- Aim of the task
Filter this data down to the lines that hold "style", and copy them.

- The input
┌──
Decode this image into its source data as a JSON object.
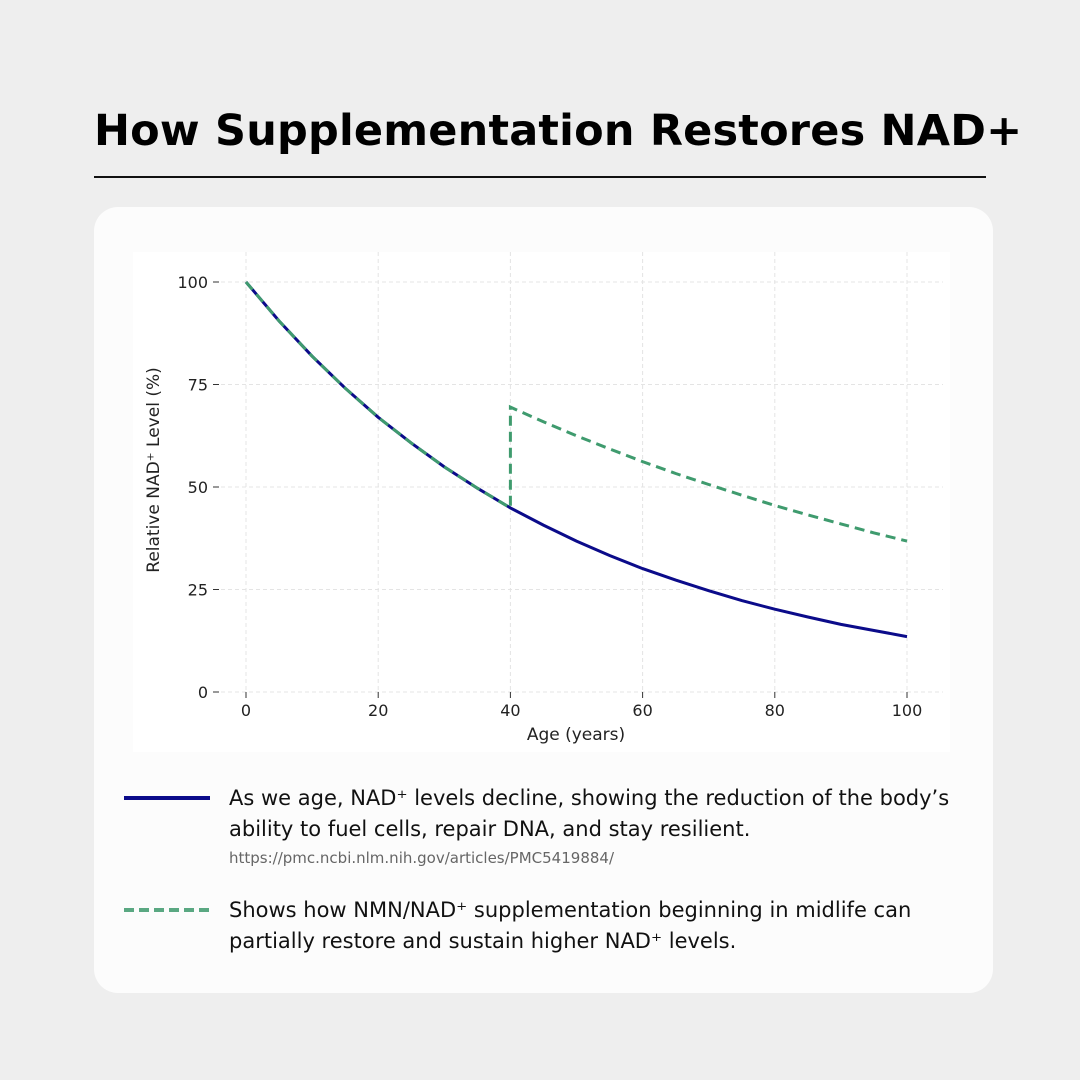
{
  "title": "How Supplementation Restores NAD+",
  "legend": [
    {
      "text": "As we age, NAD⁺ levels decline, showing the reduction of the body’s ability to fuel cells, repair DNA, and stay resilient.",
      "source": "https://pmc.ncbi.nlm.nih.gov/articles/PMC5419884/",
      "color": "#0b0b8a",
      "style": "solid"
    },
    {
      "text": "Shows how NMN/NAD⁺ supplementation beginning in midlife can partially restore and sustain higher NAD⁺ levels.",
      "color": "#3f9b6e",
      "style": "dashed"
    }
  ],
  "chart_data": {
    "type": "line",
    "xlabel": "Age (years)",
    "ylabel": "Relative NAD⁺ Level (%)",
    "xlim": [
      -5,
      105
    ],
    "ylim": [
      0,
      105
    ],
    "xticks": [
      "0",
      "20",
      "40",
      "60",
      "80",
      "100"
    ],
    "yticks": [
      "0",
      "25",
      "50",
      "75",
      "100"
    ],
    "grid": true,
    "series": [
      {
        "color": "#0b0b8a",
        "style": "solid",
        "x": [
          0,
          5,
          10,
          15,
          20,
          25,
          30,
          35,
          40,
          45,
          50,
          55,
          60,
          65,
          70,
          75,
          80,
          85,
          90,
          95,
          100
        ],
        "y": [
          100,
          90.5,
          81.9,
          74.1,
          67.0,
          60.7,
          54.9,
          49.7,
          44.9,
          40.7,
          36.8,
          33.3,
          30.1,
          27.3,
          24.7,
          22.3,
          20.2,
          18.3,
          16.5,
          15.0,
          13.5
        ]
      },
      {
        "color": "#3f9b6e",
        "style": "dashed",
        "x": [
          0,
          5,
          10,
          15,
          20,
          25,
          30,
          35,
          40,
          40,
          45,
          50,
          55,
          60,
          65,
          70,
          75,
          80,
          85,
          90,
          95,
          100
        ],
        "y": [
          100,
          90.5,
          81.9,
          74.1,
          67.0,
          60.7,
          54.9,
          49.7,
          44.9,
          69.5,
          65.9,
          62.5,
          59.3,
          56.2,
          53.3,
          50.6,
          48.0,
          45.5,
          43.2,
          41.0,
          38.8,
          36.8
        ]
      }
    ]
  }
}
└──
- Response area
      "style": "solid"
      "style": "dashed"
        "style": "solid",
        "style": "dashed",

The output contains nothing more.